### AVAILABLE DATA ###
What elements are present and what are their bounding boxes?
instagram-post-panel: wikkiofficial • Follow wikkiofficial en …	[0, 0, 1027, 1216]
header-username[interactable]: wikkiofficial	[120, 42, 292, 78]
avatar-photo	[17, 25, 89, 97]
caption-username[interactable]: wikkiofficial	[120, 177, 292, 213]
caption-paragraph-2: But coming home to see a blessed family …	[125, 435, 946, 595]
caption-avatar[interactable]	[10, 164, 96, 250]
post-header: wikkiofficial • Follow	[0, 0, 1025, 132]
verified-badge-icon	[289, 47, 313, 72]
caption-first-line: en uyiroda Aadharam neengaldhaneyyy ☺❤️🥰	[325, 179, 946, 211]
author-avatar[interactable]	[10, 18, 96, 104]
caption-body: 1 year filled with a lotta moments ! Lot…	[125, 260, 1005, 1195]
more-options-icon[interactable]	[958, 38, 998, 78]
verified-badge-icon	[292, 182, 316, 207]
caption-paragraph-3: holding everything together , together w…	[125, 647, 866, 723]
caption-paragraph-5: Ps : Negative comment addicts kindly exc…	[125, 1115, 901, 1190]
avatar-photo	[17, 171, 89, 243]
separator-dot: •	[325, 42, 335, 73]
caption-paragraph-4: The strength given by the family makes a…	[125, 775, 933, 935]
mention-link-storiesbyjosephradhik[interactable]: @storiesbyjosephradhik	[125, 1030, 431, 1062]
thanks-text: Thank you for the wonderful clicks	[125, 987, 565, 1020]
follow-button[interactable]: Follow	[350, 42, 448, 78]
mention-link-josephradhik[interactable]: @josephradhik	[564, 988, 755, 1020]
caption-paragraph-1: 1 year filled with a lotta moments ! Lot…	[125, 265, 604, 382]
###
### AVAILABLE DATA ###
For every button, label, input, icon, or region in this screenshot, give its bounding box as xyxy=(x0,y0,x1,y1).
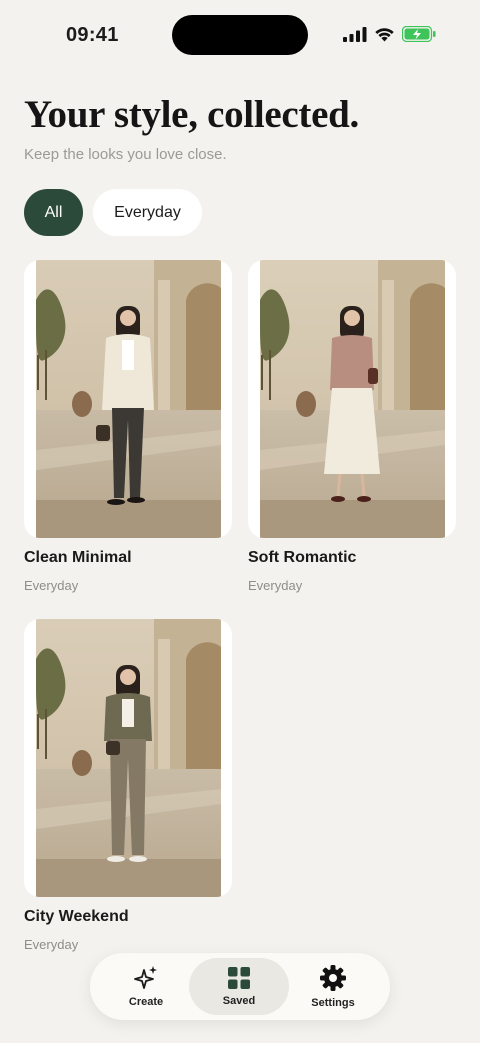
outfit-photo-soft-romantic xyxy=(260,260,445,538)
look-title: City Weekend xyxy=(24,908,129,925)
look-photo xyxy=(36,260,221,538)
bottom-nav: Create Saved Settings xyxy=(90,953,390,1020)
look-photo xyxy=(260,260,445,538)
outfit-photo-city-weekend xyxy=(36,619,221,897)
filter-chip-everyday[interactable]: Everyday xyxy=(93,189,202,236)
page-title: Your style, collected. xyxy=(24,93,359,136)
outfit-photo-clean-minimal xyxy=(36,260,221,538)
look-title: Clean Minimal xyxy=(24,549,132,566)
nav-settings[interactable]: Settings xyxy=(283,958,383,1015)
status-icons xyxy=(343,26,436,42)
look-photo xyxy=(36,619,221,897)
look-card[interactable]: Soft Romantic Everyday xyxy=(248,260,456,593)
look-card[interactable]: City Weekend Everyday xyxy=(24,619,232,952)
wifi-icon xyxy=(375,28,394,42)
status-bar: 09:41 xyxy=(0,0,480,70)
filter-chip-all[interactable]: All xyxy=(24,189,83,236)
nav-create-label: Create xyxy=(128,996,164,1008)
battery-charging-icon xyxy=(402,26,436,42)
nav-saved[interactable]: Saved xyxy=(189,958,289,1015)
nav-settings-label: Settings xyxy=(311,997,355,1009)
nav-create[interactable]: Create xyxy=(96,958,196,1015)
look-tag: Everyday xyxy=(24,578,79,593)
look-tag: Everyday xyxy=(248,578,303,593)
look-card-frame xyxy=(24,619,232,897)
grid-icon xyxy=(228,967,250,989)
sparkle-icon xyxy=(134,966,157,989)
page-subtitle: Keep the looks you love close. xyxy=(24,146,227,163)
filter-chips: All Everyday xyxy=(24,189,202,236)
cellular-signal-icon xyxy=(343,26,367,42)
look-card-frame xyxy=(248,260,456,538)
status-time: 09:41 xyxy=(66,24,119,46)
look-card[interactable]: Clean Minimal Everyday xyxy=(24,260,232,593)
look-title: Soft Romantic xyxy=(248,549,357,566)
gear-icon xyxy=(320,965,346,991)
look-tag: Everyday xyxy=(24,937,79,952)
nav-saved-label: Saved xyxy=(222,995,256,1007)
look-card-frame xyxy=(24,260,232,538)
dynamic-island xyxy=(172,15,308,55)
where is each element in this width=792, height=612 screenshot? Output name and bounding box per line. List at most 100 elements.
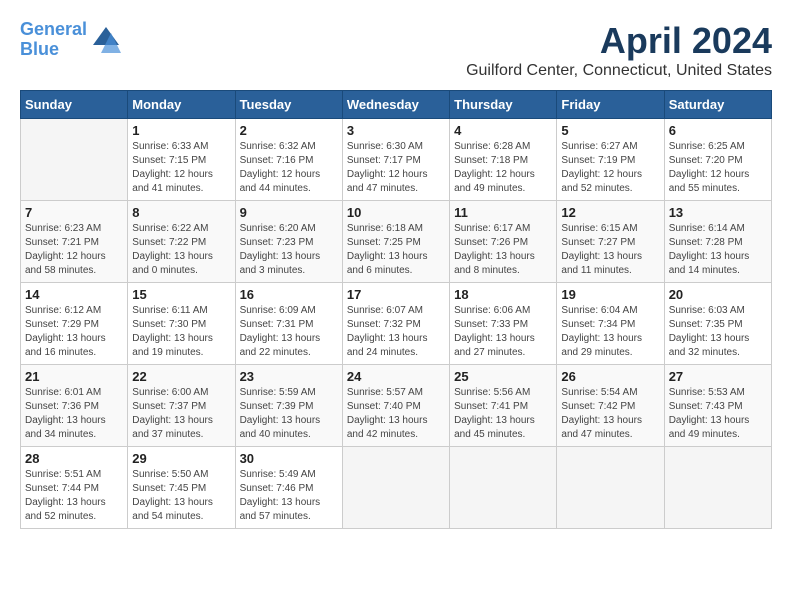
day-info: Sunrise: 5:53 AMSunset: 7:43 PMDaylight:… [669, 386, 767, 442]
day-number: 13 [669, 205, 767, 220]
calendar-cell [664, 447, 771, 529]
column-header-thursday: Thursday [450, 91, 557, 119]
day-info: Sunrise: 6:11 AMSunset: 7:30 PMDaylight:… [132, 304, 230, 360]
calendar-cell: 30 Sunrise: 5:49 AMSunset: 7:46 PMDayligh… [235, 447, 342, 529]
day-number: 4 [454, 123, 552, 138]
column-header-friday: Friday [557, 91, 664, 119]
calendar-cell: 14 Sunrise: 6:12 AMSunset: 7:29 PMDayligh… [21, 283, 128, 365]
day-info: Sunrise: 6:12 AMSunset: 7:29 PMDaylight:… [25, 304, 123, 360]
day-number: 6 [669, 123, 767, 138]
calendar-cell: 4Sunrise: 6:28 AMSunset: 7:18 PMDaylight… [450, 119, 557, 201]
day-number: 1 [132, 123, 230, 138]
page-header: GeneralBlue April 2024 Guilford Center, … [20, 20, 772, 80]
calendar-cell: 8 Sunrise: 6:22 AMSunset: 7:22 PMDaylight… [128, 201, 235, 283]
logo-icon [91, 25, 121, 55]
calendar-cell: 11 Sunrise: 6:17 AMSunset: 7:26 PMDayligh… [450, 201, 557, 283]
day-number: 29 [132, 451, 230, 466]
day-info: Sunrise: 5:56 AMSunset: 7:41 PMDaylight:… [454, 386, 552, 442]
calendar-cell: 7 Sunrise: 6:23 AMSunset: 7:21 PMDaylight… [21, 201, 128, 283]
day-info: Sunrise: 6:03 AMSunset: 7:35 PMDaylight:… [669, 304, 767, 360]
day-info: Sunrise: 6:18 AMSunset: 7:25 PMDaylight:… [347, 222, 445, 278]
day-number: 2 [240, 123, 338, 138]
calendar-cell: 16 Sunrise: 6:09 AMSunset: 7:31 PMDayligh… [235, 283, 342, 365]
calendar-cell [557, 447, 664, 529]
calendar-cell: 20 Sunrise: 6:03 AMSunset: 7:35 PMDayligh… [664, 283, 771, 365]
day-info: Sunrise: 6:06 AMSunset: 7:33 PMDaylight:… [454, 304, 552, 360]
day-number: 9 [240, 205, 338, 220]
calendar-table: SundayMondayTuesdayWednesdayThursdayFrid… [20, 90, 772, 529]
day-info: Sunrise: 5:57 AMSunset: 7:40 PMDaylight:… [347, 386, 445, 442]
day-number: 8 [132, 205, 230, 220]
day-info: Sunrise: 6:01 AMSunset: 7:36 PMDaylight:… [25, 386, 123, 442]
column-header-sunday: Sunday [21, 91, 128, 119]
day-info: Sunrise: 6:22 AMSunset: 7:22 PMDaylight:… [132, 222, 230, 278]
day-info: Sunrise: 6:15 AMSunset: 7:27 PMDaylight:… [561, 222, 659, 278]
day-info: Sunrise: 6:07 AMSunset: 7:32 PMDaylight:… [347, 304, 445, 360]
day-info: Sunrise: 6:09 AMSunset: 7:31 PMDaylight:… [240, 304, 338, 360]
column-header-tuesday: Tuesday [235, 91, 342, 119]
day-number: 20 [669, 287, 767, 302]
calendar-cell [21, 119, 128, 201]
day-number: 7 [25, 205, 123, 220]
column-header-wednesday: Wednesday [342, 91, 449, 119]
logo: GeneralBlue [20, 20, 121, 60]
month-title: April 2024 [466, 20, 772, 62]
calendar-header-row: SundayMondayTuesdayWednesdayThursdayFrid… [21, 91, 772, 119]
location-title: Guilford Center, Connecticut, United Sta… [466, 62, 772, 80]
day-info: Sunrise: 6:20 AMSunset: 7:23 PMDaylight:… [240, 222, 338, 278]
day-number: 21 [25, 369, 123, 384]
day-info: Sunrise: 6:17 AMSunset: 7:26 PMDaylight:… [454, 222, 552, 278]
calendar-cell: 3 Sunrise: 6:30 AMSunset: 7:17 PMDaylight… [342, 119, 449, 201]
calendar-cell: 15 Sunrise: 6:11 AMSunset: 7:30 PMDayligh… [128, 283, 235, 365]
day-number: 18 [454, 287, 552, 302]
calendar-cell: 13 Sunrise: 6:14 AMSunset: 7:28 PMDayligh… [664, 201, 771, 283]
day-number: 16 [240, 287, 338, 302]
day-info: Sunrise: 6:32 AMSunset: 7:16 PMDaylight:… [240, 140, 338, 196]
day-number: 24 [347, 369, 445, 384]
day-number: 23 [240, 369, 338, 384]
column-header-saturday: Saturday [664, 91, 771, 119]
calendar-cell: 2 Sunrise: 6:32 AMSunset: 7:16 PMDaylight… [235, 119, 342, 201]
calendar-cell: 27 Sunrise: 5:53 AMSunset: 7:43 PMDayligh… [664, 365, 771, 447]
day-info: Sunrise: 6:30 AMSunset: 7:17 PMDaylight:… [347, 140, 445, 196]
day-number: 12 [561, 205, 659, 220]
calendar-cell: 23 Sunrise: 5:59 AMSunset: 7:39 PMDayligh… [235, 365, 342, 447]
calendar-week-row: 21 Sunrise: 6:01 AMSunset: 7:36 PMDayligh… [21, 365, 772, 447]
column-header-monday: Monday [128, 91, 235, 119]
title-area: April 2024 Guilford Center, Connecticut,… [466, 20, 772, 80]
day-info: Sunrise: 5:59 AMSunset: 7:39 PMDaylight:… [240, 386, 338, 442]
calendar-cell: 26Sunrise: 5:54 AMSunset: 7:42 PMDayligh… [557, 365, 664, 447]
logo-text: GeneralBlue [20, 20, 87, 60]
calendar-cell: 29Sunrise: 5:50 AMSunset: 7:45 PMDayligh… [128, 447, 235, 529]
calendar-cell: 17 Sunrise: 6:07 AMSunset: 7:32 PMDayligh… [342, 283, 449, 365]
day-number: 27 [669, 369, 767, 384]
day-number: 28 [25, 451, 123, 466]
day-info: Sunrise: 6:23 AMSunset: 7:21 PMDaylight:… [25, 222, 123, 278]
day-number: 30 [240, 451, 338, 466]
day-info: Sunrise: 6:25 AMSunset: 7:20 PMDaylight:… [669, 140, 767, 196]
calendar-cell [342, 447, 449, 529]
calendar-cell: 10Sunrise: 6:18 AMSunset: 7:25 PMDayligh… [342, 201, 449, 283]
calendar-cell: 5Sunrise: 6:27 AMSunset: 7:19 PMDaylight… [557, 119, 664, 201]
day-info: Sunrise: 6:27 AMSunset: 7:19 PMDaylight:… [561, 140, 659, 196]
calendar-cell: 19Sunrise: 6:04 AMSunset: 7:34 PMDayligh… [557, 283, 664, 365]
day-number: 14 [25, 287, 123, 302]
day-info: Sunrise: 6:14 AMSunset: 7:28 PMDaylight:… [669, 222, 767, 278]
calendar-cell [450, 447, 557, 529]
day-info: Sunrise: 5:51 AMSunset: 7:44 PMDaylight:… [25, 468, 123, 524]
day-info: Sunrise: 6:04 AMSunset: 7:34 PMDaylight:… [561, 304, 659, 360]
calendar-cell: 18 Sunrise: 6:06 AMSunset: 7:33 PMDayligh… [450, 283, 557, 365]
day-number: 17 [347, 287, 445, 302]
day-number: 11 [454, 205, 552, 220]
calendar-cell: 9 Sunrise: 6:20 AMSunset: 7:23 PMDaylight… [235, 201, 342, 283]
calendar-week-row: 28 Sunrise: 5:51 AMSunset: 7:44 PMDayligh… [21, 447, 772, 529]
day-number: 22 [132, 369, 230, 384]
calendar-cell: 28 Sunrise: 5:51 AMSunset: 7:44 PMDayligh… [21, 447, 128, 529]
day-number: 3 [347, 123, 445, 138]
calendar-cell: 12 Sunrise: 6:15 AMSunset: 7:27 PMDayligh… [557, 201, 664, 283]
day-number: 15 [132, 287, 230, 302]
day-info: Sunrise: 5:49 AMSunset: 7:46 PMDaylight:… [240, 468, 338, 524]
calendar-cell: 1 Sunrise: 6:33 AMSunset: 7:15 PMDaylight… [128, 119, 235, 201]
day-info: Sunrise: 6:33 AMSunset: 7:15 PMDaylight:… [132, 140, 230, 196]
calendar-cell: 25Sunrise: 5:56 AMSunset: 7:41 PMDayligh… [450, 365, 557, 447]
###
## [EXERCISE DESCRIPTION]
Rewrite the items from the line with "outfit-photo-soft-romantic xyxy=(260,260,445,538)" to the line with "battery-charging-icon xyxy=(402,26,436,42)" as a numbered list, leaving out any blank lines.

## [THE RESULT]
1. outfit-photo-soft-romantic xyxy=(260,260,445,538)
2. look-title: City Weekend xyxy=(24,908,129,925)
3. look-photo xyxy=(36,260,221,538)
4. bottom-nav: Create Saved Settings xyxy=(90,953,390,1020)
5. look-photo xyxy=(260,260,445,538)
6. outfit-photo-city-weekend xyxy=(36,619,221,897)
7. filter-chip-everyday[interactable]: Everyday xyxy=(93,189,202,236)
8. page-title: Your style, collected. xyxy=(24,93,359,136)
9. outfit-photo-clean-minimal xyxy=(36,260,221,538)
10. look-title: Clean Minimal xyxy=(24,549,132,566)
11. nav-settings[interactable]: Settings xyxy=(283,958,383,1015)
12. status-icons xyxy=(343,26,436,42)
13. look-photo xyxy=(36,619,221,897)
14. look-card[interactable]: Soft Romantic Everyday xyxy=(248,260,456,593)
15. look-card[interactable]: City Weekend Everyday xyxy=(24,619,232,952)
16. wifi-icon xyxy=(375,28,394,42)
17. status-bar: 09:41 xyxy=(0,0,480,70)
18. filter-chip-all[interactable]: All xyxy=(24,189,83,236)
19. nav-create-label: Create xyxy=(128,996,164,1008)
20. battery-charging-icon xyxy=(402,26,436,42)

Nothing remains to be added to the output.